STATED GOAL> Go through the listing below and list every line with "القاضي".

DATA SHOWN>
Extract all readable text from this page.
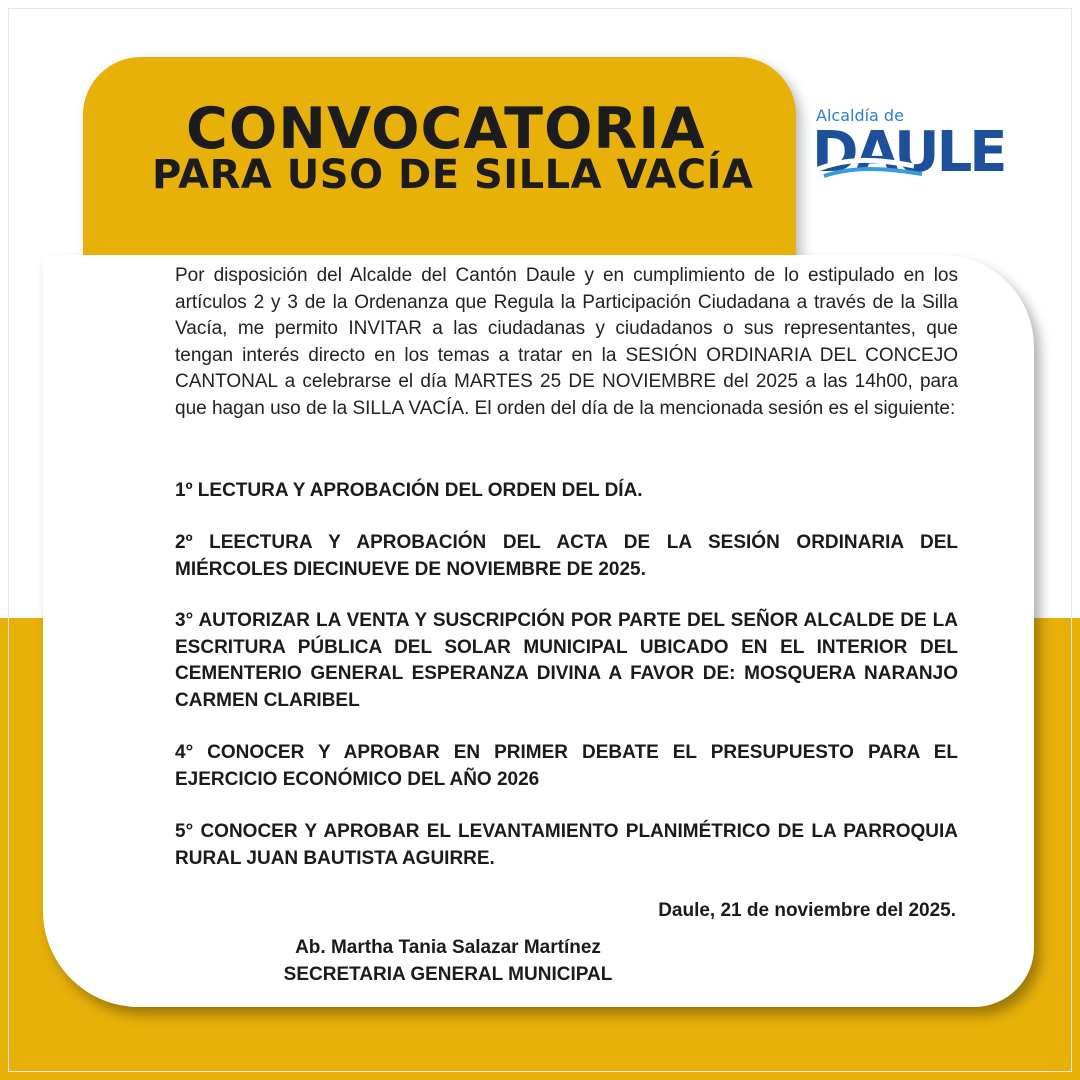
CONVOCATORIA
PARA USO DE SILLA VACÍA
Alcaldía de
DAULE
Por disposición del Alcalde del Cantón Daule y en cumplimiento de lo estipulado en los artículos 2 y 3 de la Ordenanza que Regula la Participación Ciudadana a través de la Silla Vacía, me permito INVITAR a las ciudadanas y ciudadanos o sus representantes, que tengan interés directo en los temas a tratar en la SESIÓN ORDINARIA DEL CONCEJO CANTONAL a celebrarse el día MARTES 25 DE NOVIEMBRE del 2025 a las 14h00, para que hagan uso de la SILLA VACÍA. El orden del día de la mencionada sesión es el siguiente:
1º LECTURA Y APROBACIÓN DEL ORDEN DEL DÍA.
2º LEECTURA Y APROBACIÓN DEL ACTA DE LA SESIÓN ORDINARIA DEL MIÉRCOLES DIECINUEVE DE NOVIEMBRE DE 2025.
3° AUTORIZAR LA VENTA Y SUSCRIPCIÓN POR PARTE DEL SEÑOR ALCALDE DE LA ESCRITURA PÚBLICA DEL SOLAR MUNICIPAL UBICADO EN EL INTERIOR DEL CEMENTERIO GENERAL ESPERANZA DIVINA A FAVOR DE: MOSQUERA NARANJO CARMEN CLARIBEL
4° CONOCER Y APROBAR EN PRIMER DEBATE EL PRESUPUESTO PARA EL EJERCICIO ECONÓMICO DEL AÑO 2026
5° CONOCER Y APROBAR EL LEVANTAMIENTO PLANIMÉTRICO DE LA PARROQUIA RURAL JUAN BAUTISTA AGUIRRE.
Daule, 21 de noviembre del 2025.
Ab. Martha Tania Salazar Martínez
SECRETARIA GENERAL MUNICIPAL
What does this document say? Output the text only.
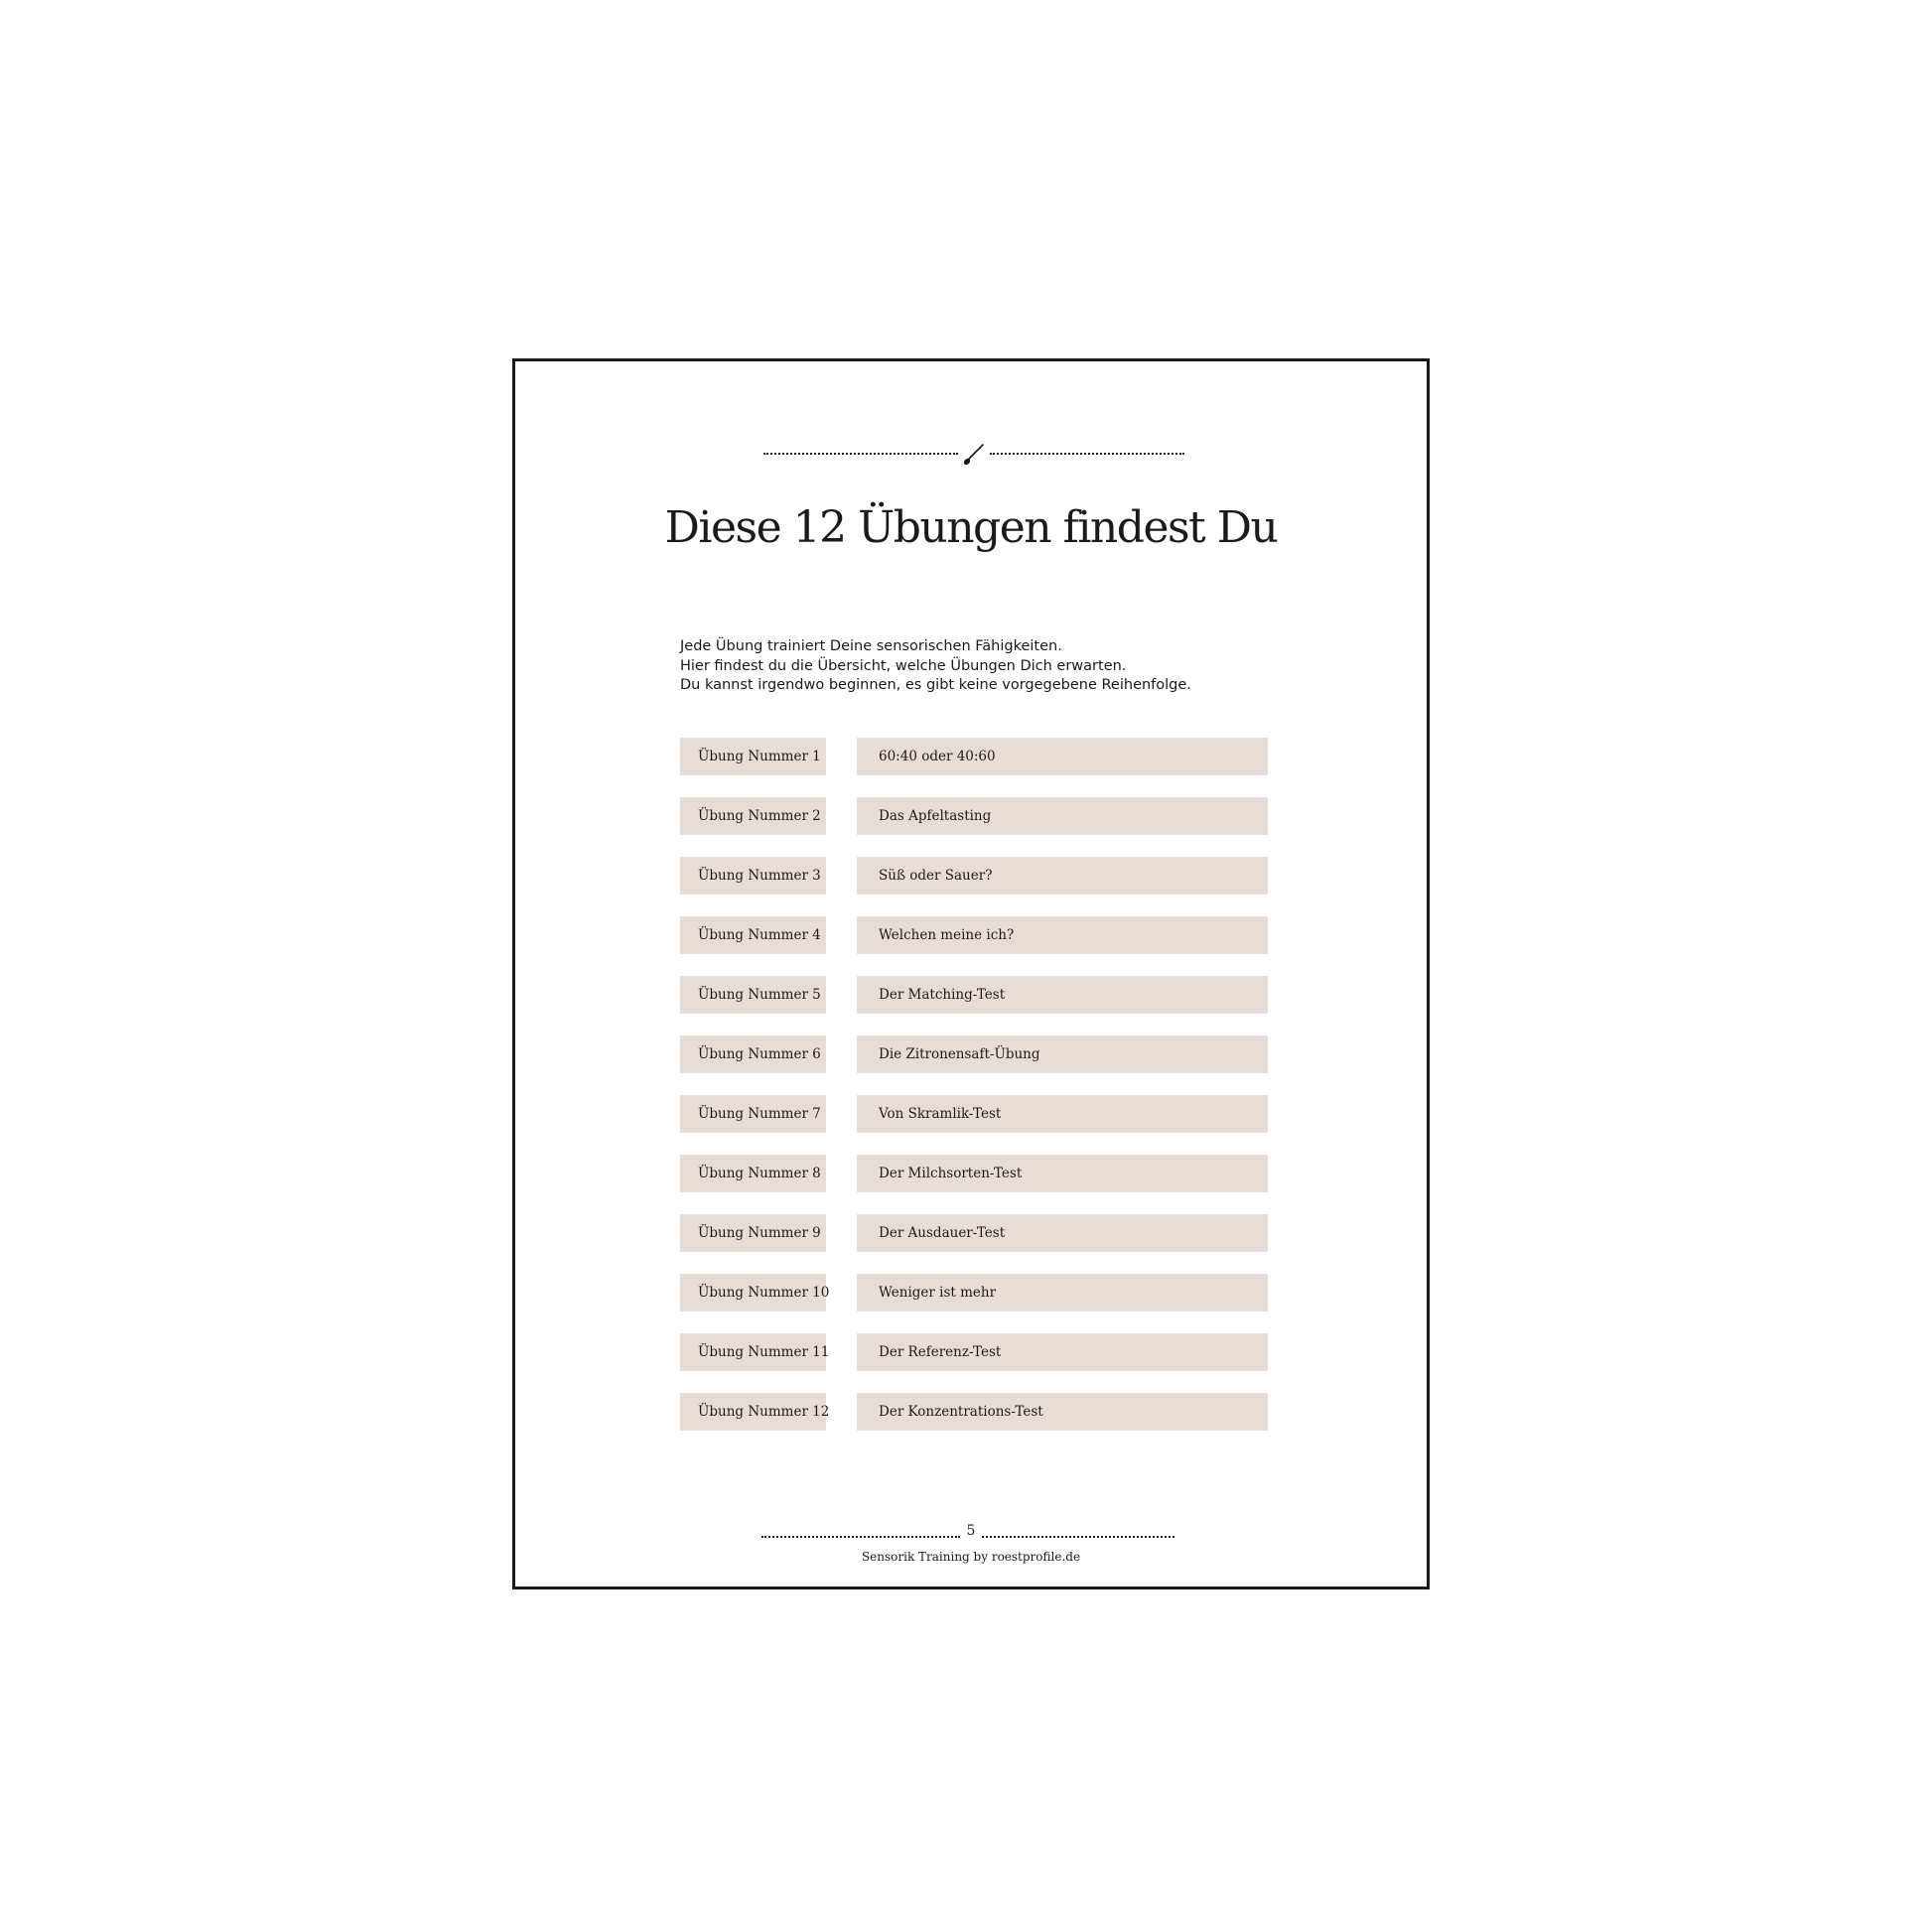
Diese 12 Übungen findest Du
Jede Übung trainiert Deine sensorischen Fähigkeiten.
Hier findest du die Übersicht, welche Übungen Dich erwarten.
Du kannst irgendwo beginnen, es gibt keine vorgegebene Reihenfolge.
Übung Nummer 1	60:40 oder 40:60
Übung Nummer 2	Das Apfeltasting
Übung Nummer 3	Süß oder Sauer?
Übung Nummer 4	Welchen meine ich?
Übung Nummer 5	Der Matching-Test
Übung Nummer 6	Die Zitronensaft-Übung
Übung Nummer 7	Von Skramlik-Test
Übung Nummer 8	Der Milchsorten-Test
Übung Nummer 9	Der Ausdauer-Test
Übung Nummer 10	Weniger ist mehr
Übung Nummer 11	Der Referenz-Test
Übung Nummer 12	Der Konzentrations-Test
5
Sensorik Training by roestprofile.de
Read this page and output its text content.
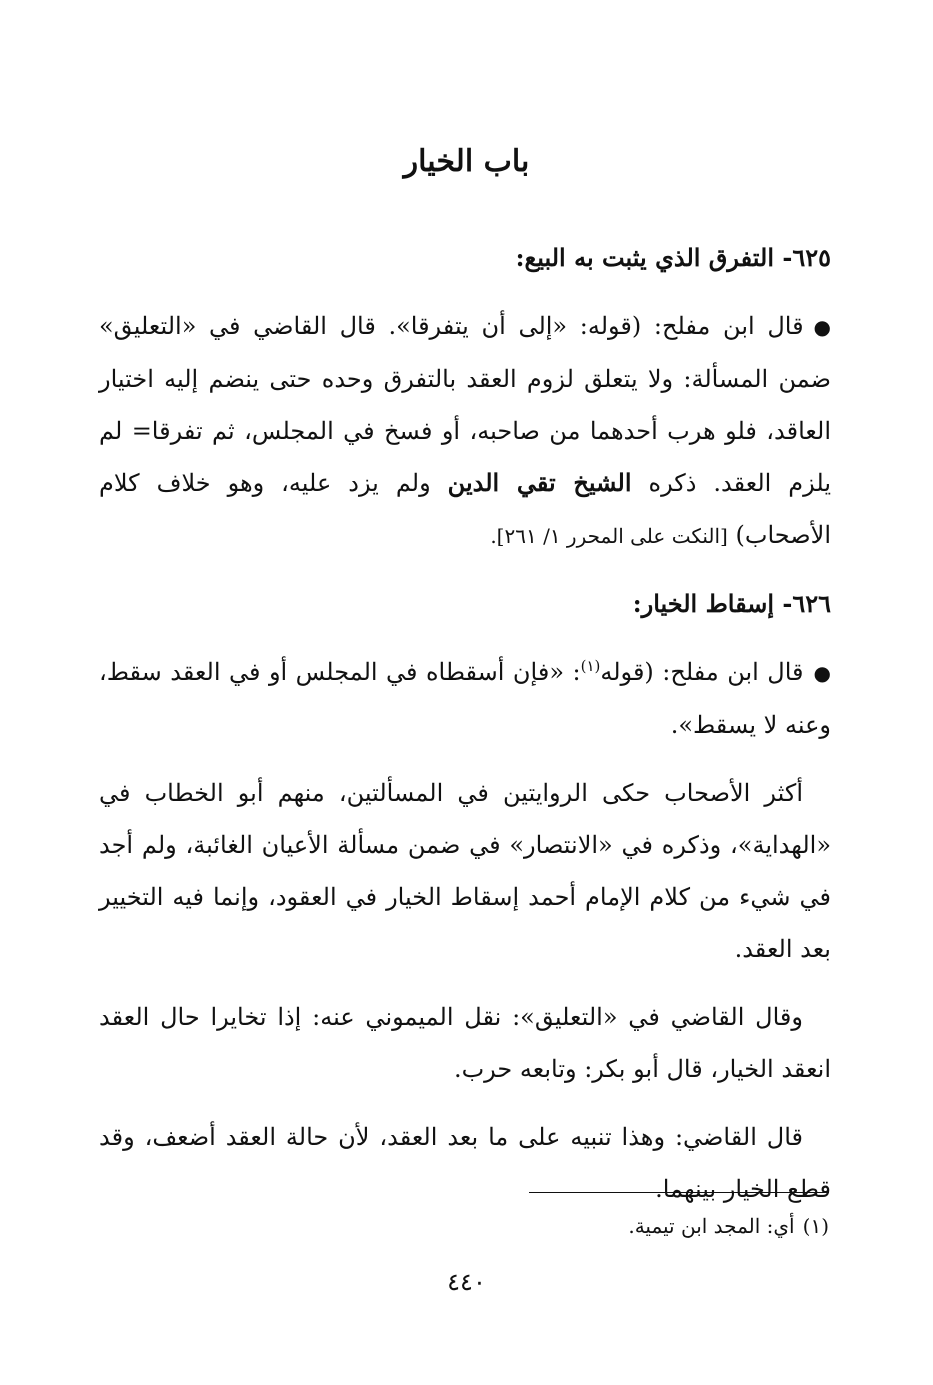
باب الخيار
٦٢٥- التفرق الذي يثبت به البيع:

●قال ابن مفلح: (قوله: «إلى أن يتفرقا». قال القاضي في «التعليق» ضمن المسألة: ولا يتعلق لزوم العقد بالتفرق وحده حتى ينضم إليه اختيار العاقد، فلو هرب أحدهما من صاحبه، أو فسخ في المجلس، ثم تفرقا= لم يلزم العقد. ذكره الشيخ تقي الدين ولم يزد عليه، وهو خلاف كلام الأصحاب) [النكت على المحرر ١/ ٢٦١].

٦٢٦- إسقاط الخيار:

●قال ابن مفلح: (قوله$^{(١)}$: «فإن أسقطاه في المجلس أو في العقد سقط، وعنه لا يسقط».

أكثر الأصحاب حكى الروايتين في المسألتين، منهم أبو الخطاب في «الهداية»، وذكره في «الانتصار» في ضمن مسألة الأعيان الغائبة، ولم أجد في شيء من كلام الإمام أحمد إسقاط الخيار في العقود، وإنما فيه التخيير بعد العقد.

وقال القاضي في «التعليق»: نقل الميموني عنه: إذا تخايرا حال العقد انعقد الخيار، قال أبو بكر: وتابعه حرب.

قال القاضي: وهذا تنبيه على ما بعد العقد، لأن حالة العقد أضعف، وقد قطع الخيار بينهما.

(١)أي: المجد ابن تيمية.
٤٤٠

RESULT>
●قال ابن مفلح: (قوله: «إلى أن يتفرقا». قال القاضي في «التعليق» ضمن المسألة: ولا يتعلق لزوم العقد بالتفرق وحده حتى ينضم إليه اختيار العاقد، فلو هرب أحدهما من صاحبه، أو فسخ في المجلس، ثم تفرقا= لم يلزم العقد. ذكره الشيخ تقي الدين ولم يزد عليه، وهو خلاف كلام الأصحاب) [النكت على المحرر ١/ ٢٦١].
وقال القاضي في «التعليق»: نقل الميموني عنه: إذا تخايرا حال العقد انعقد الخيار، قال أبو بكر: وتابعه حرب.
قال القاضي: وهذا تنبيه على ما بعد العقد، لأن حالة العقد أضعف، وقد قطع الخيار بينهما.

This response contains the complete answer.